TASK PROMPT – Restate each entry word for word, leaving nothing out.

ROWS –

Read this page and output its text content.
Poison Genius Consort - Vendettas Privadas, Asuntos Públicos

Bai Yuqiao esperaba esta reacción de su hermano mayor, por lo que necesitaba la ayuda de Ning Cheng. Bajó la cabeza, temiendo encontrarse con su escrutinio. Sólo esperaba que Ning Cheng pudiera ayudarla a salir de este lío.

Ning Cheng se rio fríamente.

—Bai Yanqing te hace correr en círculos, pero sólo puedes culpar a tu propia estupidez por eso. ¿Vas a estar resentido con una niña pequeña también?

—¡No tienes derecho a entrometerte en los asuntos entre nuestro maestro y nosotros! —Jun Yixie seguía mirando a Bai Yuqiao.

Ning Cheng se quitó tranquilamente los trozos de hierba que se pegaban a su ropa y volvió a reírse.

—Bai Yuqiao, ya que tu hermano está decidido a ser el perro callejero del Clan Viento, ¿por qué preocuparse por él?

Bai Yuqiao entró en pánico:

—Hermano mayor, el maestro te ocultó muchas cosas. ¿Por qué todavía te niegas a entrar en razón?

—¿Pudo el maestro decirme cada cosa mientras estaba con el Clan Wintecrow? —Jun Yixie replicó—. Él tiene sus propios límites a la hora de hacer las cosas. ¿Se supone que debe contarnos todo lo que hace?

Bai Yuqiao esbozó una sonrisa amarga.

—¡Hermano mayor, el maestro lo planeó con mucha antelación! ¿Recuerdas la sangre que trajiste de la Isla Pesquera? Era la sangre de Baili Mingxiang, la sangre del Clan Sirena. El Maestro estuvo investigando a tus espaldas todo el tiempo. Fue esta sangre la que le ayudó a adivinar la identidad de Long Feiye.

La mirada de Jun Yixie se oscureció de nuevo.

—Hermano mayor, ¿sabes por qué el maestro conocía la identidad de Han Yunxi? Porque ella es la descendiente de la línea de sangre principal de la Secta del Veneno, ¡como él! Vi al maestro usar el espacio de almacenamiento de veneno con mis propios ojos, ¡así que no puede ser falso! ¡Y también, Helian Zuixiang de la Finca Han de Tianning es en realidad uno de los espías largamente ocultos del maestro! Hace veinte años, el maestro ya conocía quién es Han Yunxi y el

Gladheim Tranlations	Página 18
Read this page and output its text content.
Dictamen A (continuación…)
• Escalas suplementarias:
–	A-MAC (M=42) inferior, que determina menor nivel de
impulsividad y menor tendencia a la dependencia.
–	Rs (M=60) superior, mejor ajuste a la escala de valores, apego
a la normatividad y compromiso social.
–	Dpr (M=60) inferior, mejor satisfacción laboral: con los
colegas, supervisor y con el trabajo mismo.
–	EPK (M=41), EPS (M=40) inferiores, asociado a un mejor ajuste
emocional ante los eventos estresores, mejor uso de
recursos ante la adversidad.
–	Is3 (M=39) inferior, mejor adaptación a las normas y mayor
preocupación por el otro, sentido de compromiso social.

FINAL RESULT –
Read this page and output its text content.
Poison Genius Consort - Vendettas Privadas, Asuntos Públicos

Bai Yuqiao esperaba esta reacción de su hermano mayor, por lo que necesitaba la ayuda de Ning Cheng. Bajó la cabeza, temiendo encontrarse con su escrutinio. Sólo esperaba que Ning Cheng pudiera ayudarla a salir de este lío.

Ning Cheng se rio fríamente.

—Bai Yanqing te hace correr en círculos, pero sólo puedes culpar a tu propia estupidez por eso. ¿Vas a estar resentido con una niña pequeña también?

—¡No tienes derecho a entrometerte en los asuntos entre nuestro maestro y nosotros! —Jun Yixie seguía mirando a Bai Yuqiao.

Ning Cheng se quitó tranquilamente los trozos de hierba que se pegaban a su ropa y volvió a reírse.

—Bai Yuqiao, ya que tu hermano está decidido a ser el perro callejero del Clan Viento, ¿por qué preocuparse por él?

Bai Yuqiao entró en pánico:

—Hermano mayor, el maestro te ocultó muchas cosas. ¿Por qué todavía te niegas a entrar en razón?

—¿Pudo el maestro decirme cada cosa mientras estaba con el Clan Wintecrow? —Jun Yixie replicó—. Él tiene sus propios límites a la hora de hacer las cosas. ¿Se supone que debe contarnos todo lo que hace?

Bai Yuqiao esbozó una sonrisa amarga.

—¡Hermano mayor, el maestro lo planeó con mucha antelación! ¿Recuerdas la sangre que trajiste de la Isla Pesquera? Era la sangre de Baili Mingxiang, la sangre del Clan Sirena. El Maestro estuvo investigando a tus espaldas todo el tiempo. Fue esta sangre la que le ayudó a adivinar la identidad de Long Feiye.

La mirada de Jun Yixie se oscureció de nuevo.

—Hermano mayor, ¿sabes por qué el maestro conocía la identidad de Han Yunxi? Porque ella es la descendiente de la línea de sangre principal de la Secta del Veneno, ¡como él! Vi al maestro usar el espacio de almacenamiento de veneno con mis propios ojos, ¡así que no puede ser falso! ¡Y también, Helian Zuixiang de la Finca Han de Tianning es en realidad uno de los espías largamente ocultos del maestro! Hace veinte años, el maestro ya conocía quién es Han Yunxi y el

Gladheim Tranlations	Página 18
Read this page and output its text content.
Dictamen A (continuación…)
• Escalas suplementarias:
–	A-MAC (M=42) inferior, que determina menor nivel de
impulsividad y menor tendencia a la dependencia.
–	Rs (M=60) superior, mejor ajuste a la escala de valores, apego
a la normatividad y compromiso social.
–	Dpr (M=60) inferior, mejor satisfacción laboral: con los
colegas, supervisor y con el trabajo mismo.
–	EPK (M=41), EPS (M=40) inferiores, asociado a un mejor ajuste
emocional ante los eventos estresores, mejor uso de
recursos ante la adversidad.
–	Is3 (M=39) inferior, mejor adaptación a las normas y mayor
preocupación por el otro, sentido de compromiso social.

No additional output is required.